OBJECTIVE: Each line that holds the word "structured" counts once; report the total and nothing else.

STORED ROWS:
· · · ·

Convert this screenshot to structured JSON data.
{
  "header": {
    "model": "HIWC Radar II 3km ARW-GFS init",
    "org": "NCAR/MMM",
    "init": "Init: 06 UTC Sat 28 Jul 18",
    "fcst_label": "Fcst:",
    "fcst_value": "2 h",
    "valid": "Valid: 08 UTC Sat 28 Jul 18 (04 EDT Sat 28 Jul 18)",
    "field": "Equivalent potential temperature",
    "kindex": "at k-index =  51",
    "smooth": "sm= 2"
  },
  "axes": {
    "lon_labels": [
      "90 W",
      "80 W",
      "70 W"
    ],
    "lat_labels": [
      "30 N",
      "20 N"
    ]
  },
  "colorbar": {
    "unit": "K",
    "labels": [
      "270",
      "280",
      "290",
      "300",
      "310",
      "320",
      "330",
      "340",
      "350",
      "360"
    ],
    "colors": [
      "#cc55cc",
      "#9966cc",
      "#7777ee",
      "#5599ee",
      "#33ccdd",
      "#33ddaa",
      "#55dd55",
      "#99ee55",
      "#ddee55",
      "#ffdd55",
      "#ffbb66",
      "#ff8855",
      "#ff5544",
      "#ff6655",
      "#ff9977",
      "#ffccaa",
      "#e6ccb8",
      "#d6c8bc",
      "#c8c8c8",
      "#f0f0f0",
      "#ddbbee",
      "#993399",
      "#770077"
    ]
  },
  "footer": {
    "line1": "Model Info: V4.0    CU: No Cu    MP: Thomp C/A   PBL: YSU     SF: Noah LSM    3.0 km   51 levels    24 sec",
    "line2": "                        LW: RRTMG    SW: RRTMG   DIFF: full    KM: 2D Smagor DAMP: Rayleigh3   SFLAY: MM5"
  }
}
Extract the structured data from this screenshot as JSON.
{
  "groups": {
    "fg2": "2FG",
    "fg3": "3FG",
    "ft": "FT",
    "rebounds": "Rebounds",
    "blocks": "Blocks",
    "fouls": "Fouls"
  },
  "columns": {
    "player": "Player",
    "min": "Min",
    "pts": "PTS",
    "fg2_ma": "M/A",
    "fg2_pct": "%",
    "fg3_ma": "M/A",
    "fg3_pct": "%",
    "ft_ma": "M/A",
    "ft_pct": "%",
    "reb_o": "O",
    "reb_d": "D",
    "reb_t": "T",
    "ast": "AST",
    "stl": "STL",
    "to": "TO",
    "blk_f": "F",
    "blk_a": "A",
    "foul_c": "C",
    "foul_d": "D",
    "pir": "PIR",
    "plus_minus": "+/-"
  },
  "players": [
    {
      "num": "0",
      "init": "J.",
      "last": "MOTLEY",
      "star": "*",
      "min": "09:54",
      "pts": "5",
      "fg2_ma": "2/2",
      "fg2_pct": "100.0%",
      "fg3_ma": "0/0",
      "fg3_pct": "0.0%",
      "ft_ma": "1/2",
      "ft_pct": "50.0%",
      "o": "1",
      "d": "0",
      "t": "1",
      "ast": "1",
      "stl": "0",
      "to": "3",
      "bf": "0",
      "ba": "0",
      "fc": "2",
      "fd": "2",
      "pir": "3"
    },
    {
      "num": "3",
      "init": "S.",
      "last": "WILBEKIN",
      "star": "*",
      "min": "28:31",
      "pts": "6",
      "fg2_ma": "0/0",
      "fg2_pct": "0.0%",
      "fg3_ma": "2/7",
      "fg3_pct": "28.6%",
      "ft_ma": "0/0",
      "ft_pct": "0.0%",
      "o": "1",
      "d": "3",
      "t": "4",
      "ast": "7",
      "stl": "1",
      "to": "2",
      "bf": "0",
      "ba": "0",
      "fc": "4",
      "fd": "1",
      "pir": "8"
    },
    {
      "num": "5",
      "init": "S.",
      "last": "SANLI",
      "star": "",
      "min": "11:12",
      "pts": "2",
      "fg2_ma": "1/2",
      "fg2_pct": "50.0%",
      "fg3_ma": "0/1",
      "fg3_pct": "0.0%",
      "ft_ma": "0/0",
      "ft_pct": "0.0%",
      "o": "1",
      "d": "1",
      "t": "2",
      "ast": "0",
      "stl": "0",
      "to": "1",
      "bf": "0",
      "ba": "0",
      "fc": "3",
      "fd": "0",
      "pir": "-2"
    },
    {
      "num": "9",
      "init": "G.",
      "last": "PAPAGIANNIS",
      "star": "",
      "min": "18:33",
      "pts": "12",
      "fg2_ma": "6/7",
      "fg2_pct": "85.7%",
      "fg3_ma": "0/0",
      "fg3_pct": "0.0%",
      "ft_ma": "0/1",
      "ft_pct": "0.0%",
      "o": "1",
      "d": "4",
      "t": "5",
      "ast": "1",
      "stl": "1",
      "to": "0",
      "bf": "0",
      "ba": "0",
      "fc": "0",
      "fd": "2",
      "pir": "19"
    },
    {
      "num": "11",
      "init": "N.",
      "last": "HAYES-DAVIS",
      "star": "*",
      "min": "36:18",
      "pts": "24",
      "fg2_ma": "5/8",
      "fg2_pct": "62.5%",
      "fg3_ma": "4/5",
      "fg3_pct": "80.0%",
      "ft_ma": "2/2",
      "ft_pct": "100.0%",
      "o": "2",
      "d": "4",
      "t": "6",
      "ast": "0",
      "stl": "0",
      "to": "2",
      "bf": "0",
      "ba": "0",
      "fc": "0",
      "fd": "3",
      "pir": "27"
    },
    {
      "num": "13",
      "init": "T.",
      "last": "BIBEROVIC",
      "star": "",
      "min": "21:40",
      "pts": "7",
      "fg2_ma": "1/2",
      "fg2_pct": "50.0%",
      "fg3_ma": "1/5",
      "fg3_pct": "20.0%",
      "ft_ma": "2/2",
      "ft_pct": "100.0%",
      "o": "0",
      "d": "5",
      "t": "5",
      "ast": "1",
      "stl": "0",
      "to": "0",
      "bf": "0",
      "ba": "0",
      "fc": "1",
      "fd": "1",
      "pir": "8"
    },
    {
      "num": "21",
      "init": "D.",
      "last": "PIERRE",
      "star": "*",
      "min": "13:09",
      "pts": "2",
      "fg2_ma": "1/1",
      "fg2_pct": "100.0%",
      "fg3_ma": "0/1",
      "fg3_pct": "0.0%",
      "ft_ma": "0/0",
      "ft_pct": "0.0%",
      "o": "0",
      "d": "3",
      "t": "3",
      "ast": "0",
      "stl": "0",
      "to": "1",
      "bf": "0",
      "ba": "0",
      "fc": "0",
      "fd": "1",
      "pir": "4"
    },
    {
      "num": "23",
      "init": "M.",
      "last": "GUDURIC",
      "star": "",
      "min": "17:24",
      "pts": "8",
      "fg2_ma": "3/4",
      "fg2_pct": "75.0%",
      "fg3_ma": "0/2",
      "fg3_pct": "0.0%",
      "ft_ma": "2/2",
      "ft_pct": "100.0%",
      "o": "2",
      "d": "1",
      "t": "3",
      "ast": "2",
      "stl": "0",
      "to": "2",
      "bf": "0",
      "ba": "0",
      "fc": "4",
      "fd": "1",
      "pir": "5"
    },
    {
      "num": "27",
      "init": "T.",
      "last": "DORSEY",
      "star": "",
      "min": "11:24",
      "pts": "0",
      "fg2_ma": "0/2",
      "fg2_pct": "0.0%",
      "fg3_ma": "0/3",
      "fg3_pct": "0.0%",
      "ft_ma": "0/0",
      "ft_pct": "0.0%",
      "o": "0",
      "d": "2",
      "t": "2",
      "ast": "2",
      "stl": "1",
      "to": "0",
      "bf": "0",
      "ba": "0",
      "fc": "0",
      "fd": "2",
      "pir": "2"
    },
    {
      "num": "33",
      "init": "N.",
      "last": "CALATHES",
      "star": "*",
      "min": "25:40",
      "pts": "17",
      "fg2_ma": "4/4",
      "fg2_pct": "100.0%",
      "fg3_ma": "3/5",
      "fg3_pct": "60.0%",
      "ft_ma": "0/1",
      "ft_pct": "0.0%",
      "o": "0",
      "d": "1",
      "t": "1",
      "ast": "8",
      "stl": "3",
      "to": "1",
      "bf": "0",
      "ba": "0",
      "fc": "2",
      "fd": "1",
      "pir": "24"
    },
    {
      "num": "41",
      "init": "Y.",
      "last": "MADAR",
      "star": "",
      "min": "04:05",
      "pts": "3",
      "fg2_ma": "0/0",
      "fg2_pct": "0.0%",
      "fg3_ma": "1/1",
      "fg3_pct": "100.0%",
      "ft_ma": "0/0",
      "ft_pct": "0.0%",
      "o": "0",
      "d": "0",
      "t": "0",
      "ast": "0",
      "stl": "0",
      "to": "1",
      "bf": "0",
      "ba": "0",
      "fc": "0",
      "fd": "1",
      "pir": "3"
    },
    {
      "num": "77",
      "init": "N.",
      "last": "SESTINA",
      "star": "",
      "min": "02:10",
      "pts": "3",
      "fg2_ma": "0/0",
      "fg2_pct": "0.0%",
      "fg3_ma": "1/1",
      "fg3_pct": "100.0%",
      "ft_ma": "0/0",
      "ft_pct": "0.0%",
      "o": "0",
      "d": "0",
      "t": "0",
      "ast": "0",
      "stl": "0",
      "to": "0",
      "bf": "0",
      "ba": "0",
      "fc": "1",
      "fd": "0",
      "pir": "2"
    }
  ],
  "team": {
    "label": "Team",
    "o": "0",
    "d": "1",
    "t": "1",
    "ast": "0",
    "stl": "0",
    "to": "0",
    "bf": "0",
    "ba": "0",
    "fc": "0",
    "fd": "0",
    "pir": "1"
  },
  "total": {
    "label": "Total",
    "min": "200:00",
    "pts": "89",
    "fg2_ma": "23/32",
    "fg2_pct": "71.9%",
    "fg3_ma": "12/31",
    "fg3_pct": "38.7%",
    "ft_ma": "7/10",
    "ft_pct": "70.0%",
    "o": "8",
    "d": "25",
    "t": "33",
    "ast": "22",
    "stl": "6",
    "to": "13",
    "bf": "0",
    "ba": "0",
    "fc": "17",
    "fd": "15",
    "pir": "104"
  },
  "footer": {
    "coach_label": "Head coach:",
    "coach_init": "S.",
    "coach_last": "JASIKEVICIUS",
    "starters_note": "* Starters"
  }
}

· · · ·

WRITTEN REPLY: 2